[Data entries]

^^^^^^^^^^^^^^^^

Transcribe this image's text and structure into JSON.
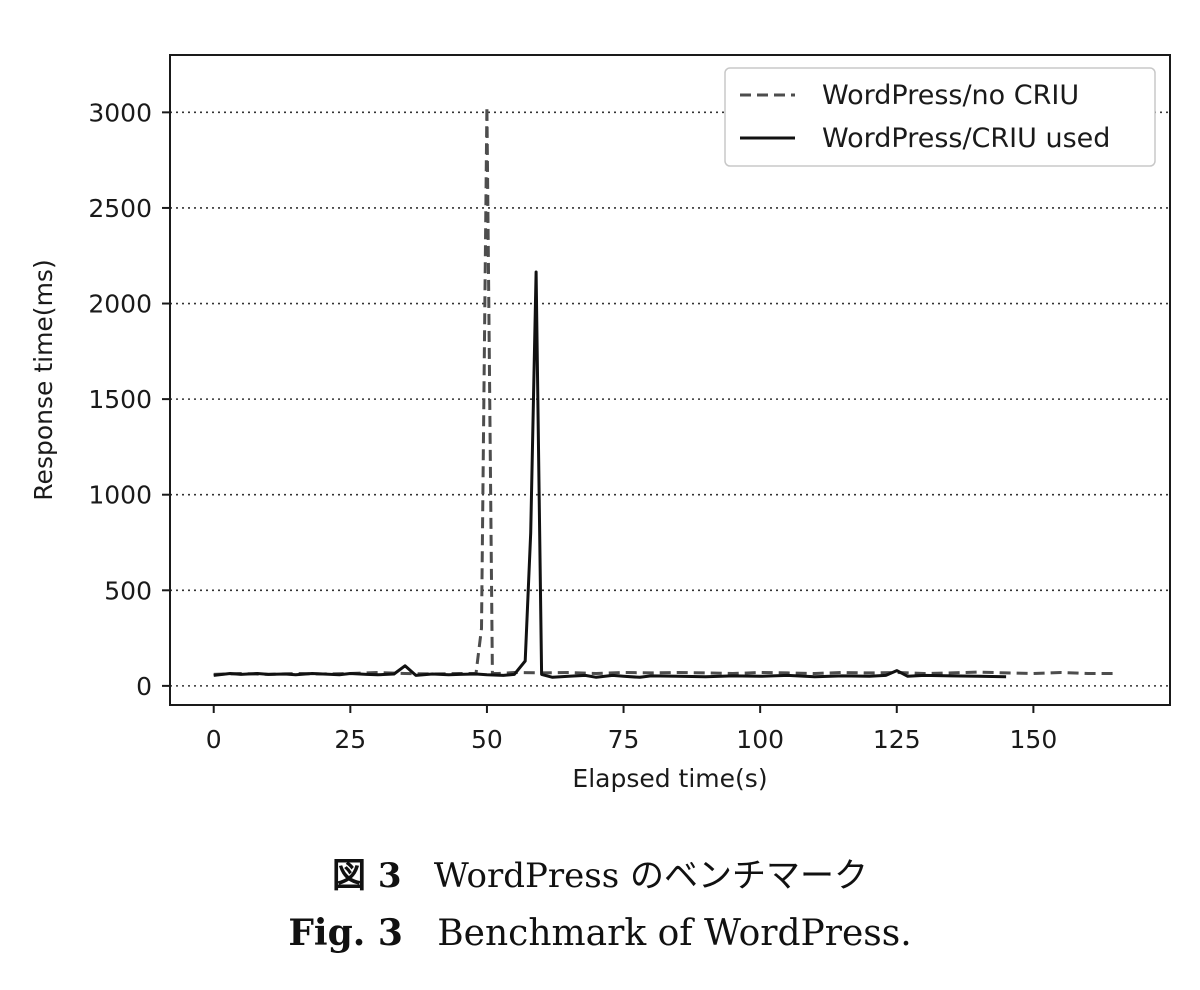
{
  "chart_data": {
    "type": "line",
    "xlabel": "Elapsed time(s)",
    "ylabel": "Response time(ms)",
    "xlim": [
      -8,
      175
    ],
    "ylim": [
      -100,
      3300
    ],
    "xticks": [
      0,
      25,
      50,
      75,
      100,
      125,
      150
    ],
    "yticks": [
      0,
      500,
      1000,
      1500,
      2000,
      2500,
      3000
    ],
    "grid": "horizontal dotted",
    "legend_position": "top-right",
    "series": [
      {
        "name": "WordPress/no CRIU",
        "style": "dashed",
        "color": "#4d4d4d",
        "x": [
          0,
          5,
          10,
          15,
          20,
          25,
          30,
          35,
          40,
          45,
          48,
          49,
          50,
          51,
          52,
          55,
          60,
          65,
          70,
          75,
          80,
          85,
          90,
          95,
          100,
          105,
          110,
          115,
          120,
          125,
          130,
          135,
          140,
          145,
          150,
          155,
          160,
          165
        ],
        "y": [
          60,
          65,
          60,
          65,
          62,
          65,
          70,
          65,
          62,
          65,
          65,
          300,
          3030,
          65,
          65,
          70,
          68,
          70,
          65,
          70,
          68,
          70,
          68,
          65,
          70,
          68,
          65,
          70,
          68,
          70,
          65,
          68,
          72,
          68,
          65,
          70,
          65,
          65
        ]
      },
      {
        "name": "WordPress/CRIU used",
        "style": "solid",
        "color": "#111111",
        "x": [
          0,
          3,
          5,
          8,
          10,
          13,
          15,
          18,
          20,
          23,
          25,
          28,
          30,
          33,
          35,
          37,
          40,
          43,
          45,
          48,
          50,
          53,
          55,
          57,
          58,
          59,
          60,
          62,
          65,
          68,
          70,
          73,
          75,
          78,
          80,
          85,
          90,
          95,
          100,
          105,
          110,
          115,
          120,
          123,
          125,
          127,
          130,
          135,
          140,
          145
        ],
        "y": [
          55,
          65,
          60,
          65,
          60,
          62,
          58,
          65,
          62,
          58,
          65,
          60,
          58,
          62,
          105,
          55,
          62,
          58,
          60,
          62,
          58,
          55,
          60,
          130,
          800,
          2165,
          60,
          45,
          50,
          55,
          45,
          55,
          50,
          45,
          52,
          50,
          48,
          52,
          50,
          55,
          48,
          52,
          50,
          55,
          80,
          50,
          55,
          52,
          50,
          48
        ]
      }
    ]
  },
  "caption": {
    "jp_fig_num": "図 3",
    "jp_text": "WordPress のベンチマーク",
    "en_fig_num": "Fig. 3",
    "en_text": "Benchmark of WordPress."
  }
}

^^^^^^^^^^^^^^^^

Using the material above, retype each entry exactly and omit the pictures.

EXERCISE SOLUTION
Transcribe this image's text and structure into JSON.
{
  "chart_data": {
    "type": "line",
    "xlabel": "Elapsed time(s)",
    "ylabel": "Response time(ms)",
    "xlim": [
      -8,
      175
    ],
    "ylim": [
      -100,
      3300
    ],
    "xticks": [
      0,
      25,
      50,
      75,
      100,
      125,
      150
    ],
    "yticks": [
      0,
      500,
      1000,
      1500,
      2000,
      2500,
      3000
    ],
    "grid": "horizontal dotted",
    "legend_position": "top-right",
    "series": [
      {
        "name": "WordPress/no CRIU",
        "style": "dashed",
        "color": "#4d4d4d",
        "x": [
          0,
          5,
          10,
          15,
          20,
          25,
          30,
          35,
          40,
          45,
          48,
          49,
          50,
          51,
          52,
          55,
          60,
          65,
          70,
          75,
          80,
          85,
          90,
          95,
          100,
          105,
          110,
          115,
          120,
          125,
          130,
          135,
          140,
          145,
          150,
          155,
          160,
          165
        ],
        "y": [
          60,
          65,
          60,
          65,
          62,
          65,
          70,
          65,
          62,
          65,
          65,
          300,
          3030,
          65,
          65,
          70,
          68,
          70,
          65,
          70,
          68,
          70,
          68,
          65,
          70,
          68,
          65,
          70,
          68,
          70,
          65,
          68,
          72,
          68,
          65,
          70,
          65,
          65
        ]
      },
      {
        "name": "WordPress/CRIU used",
        "style": "solid",
        "color": "#111111",
        "x": [
          0,
          3,
          5,
          8,
          10,
          13,
          15,
          18,
          20,
          23,
          25,
          28,
          30,
          33,
          35,
          37,
          40,
          43,
          45,
          48,
          50,
          53,
          55,
          57,
          58,
          59,
          60,
          62,
          65,
          68,
          70,
          73,
          75,
          78,
          80,
          85,
          90,
          95,
          100,
          105,
          110,
          115,
          120,
          123,
          125,
          127,
          130,
          135,
          140,
          145
        ],
        "y": [
          55,
          65,
          60,
          65,
          60,
          62,
          58,
          65,
          62,
          58,
          65,
          60,
          58,
          62,
          105,
          55,
          62,
          58,
          60,
          62,
          58,
          55,
          60,
          130,
          800,
          2165,
          60,
          45,
          50,
          55,
          45,
          55,
          50,
          45,
          52,
          50,
          48,
          52,
          50,
          55,
          48,
          52,
          50,
          55,
          80,
          50,
          55,
          52,
          50,
          48
        ]
      }
    ]
  },
  "caption": {
    "jp_fig_num": "図 3",
    "jp_text": "WordPress のベンチマーク",
    "en_fig_num": "Fig. 3",
    "en_text": "Benchmark of WordPress."
  }
}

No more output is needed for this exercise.